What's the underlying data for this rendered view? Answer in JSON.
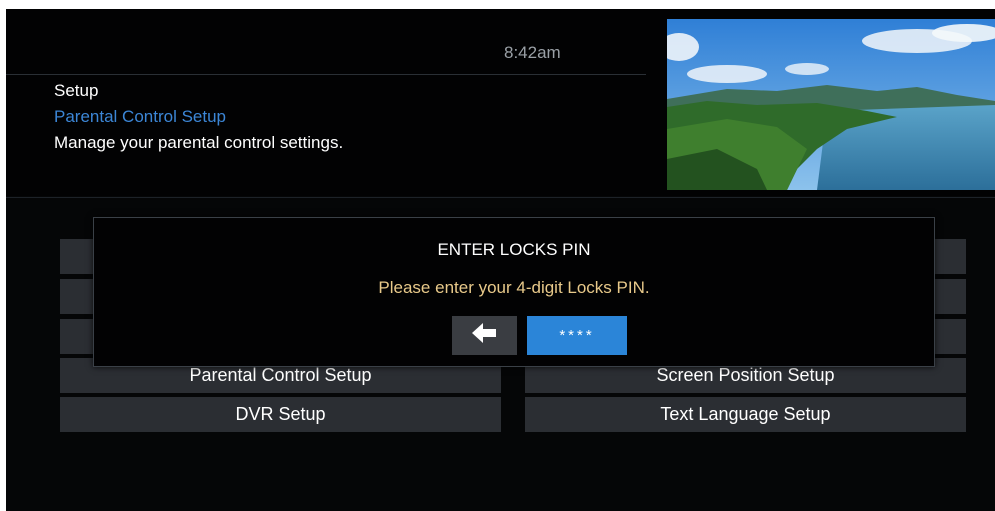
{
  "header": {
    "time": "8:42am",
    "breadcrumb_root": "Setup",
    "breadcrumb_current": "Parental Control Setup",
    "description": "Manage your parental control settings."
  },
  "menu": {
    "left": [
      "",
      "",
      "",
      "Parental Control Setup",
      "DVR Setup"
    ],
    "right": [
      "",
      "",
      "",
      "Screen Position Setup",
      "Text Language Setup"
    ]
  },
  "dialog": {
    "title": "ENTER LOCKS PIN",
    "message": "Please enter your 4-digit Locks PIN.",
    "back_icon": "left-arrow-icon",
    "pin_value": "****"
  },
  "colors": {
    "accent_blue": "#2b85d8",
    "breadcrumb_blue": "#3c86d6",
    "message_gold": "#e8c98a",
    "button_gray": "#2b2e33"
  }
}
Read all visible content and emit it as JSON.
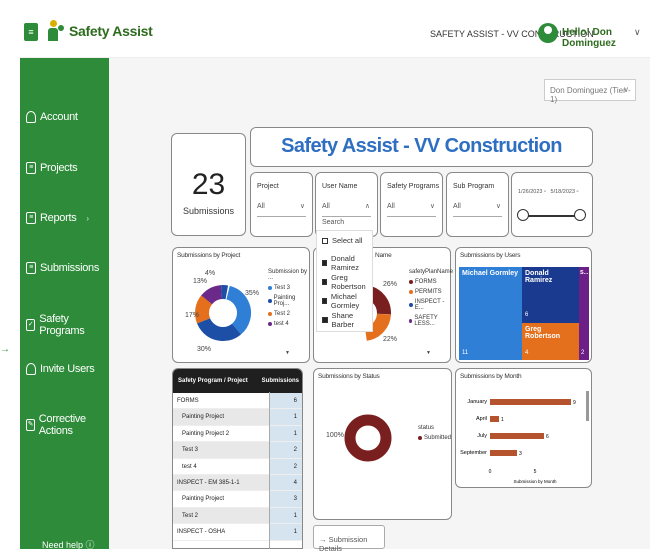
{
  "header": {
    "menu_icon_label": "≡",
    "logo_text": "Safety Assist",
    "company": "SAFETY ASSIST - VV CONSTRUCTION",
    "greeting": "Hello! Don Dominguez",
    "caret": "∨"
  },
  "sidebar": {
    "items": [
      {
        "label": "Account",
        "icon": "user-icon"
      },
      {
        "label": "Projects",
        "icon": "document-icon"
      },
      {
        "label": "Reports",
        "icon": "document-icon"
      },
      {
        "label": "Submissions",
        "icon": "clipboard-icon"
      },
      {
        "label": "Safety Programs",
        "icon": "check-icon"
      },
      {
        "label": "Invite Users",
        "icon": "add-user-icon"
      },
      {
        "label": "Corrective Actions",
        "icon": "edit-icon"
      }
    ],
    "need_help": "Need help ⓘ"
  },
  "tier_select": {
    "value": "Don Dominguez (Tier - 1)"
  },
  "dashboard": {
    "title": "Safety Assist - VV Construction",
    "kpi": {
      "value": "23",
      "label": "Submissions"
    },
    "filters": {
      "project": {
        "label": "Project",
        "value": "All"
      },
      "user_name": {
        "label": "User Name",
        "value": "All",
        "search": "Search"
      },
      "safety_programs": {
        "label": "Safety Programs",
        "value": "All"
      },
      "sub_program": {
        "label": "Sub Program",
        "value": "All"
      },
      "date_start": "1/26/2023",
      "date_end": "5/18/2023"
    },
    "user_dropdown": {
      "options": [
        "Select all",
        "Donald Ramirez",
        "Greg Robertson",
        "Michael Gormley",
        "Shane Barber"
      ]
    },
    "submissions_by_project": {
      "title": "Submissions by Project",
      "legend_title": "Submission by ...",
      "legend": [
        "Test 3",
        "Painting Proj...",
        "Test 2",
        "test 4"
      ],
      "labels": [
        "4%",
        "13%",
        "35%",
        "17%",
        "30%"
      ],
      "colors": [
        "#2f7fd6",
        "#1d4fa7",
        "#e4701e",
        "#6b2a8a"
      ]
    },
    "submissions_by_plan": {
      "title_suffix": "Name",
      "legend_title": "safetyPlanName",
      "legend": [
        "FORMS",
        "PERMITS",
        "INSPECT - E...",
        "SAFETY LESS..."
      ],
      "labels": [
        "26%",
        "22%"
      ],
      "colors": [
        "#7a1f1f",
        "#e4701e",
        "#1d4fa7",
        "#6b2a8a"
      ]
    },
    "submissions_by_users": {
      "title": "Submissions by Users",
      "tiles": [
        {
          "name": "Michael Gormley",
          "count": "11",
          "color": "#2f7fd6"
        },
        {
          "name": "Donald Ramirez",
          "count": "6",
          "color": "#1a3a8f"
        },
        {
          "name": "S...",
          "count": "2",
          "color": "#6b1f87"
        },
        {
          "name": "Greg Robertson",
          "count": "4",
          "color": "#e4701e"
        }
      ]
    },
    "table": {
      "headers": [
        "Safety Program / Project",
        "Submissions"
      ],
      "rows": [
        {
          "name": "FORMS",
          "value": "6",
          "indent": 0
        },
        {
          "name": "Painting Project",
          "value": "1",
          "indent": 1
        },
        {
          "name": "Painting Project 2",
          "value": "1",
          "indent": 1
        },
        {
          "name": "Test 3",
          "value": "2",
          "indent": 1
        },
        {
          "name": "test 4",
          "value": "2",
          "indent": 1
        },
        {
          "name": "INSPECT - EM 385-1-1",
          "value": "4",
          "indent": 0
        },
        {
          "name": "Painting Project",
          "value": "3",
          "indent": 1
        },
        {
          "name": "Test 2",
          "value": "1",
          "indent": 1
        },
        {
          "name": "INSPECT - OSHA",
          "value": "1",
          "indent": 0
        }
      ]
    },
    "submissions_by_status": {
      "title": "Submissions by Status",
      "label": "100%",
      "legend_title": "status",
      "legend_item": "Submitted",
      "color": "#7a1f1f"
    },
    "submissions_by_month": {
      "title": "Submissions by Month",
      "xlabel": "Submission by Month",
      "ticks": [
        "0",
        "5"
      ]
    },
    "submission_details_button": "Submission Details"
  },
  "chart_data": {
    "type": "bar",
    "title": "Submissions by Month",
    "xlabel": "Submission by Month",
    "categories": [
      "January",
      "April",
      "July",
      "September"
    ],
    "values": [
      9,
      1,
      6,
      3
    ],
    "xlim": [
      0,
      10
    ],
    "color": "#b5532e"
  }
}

Given exercise: Quote all the records verbatim, dropping any pictures from your copy.

Exercise answer:
What's the underlying data for this rendered view? Answer in JSON.
{
  "header": {
    "time": "8:42am",
    "breadcrumb_root": "Setup",
    "breadcrumb_current": "Parental Control Setup",
    "description": "Manage your parental control settings."
  },
  "menu": {
    "left": [
      "",
      "",
      "",
      "Parental Control Setup",
      "DVR Setup"
    ],
    "right": [
      "",
      "",
      "",
      "Screen Position Setup",
      "Text Language Setup"
    ]
  },
  "dialog": {
    "title": "ENTER LOCKS PIN",
    "message": "Please enter your 4-digit Locks PIN.",
    "back_icon": "left-arrow-icon",
    "pin_value": "****"
  },
  "colors": {
    "accent_blue": "#2b85d8",
    "breadcrumb_blue": "#3c86d6",
    "message_gold": "#e8c98a",
    "button_gray": "#2b2e33"
  }
}
Read all visible content and emit it as JSON.
{
  "header": {
    "menu_icon_label": "≡",
    "logo_text": "Safety Assist",
    "company": "SAFETY ASSIST - VV CONSTRUCTION",
    "greeting": "Hello! Don Dominguez",
    "caret": "∨"
  },
  "sidebar": {
    "items": [
      {
        "label": "Account",
        "icon": "user-icon"
      },
      {
        "label": "Projects",
        "icon": "document-icon"
      },
      {
        "label": "Reports",
        "icon": "document-icon"
      },
      {
        "label": "Submissions",
        "icon": "clipboard-icon"
      },
      {
        "label": "Safety Programs",
        "icon": "check-icon"
      },
      {
        "label": "Invite Users",
        "icon": "add-user-icon"
      },
      {
        "label": "Corrective Actions",
        "icon": "edit-icon"
      }
    ],
    "need_help": "Need help ⓘ"
  },
  "tier_select": {
    "value": "Don Dominguez (Tier - 1)"
  },
  "dashboard": {
    "title": "Safety Assist - VV Construction",
    "kpi": {
      "value": "23",
      "label": "Submissions"
    },
    "filters": {
      "project": {
        "label": "Project",
        "value": "All"
      },
      "user_name": {
        "label": "User Name",
        "value": "All",
        "search": "Search"
      },
      "safety_programs": {
        "label": "Safety Programs",
        "value": "All"
      },
      "sub_program": {
        "label": "Sub Program",
        "value": "All"
      },
      "date_start": "1/26/2023",
      "date_end": "5/18/2023"
    },
    "user_dropdown": {
      "options": [
        "Select all",
        "Donald Ramirez",
        "Greg Robertson",
        "Michael Gormley",
        "Shane Barber"
      ]
    },
    "submissions_by_project": {
      "title": "Submissions by Project",
      "legend_title": "Submission by ...",
      "legend": [
        "Test 3",
        "Painting Proj...",
        "Test 2",
        "test 4"
      ],
      "labels": [
        "4%",
        "13%",
        "35%",
        "17%",
        "30%"
      ],
      "colors": [
        "#2f7fd6",
        "#1d4fa7",
        "#e4701e",
        "#6b2a8a"
      ]
    },
    "submissions_by_plan": {
      "title_suffix": "Name",
      "legend_title": "safetyPlanName",
      "legend": [
        "FORMS",
        "PERMITS",
        "INSPECT - E...",
        "SAFETY LESS..."
      ],
      "labels": [
        "26%",
        "22%"
      ],
      "colors": [
        "#7a1f1f",
        "#e4701e",
        "#1d4fa7",
        "#6b2a8a"
      ]
    },
    "submissions_by_users": {
      "title": "Submissions by Users",
      "tiles": [
        {
          "name": "Michael Gormley",
          "count": "11",
          "color": "#2f7fd6"
        },
        {
          "name": "Donald Ramirez",
          "count": "6",
          "color": "#1a3a8f"
        },
        {
          "name": "S...",
          "count": "2",
          "color": "#6b1f87"
        },
        {
          "name": "Greg Robertson",
          "count": "4",
          "color": "#e4701e"
        }
      ]
    },
    "table": {
      "headers": [
        "Safety Program / Project",
        "Submissions"
      ],
      "rows": [
        {
          "name": "FORMS",
          "value": "6",
          "indent": 0
        },
        {
          "name": "Painting Project",
          "value": "1",
          "indent": 1
        },
        {
          "name": "Painting Project 2",
          "value": "1",
          "indent": 1
        },
        {
          "name": "Test 3",
          "value": "2",
          "indent": 1
        },
        {
          "name": "test 4",
          "value": "2",
          "indent": 1
        },
        {
          "name": "INSPECT - EM 385-1-1",
          "value": "4",
          "indent": 0
        },
        {
          "name": "Painting Project",
          "value": "3",
          "indent": 1
        },
        {
          "name": "Test 2",
          "value": "1",
          "indent": 1
        },
        {
          "name": "INSPECT - OSHA",
          "value": "1",
          "indent": 0
        }
      ]
    },
    "submissions_by_status": {
      "title": "Submissions by Status",
      "label": "100%",
      "legend_title": "status",
      "legend_item": "Submitted",
      "color": "#7a1f1f"
    },
    "submissions_by_month": {
      "title": "Submissions by Month",
      "xlabel": "Submission by Month",
      "ticks": [
        "0",
        "5"
      ]
    },
    "submission_details_button": "Submission Details"
  },
  "chart_data": {
    "type": "bar",
    "title": "Submissions by Month",
    "xlabel": "Submission by Month",
    "categories": [
      "January",
      "April",
      "July",
      "September"
    ],
    "values": [
      9,
      1,
      6,
      3
    ],
    "xlim": [
      0,
      10
    ],
    "color": "#b5532e"
  }
}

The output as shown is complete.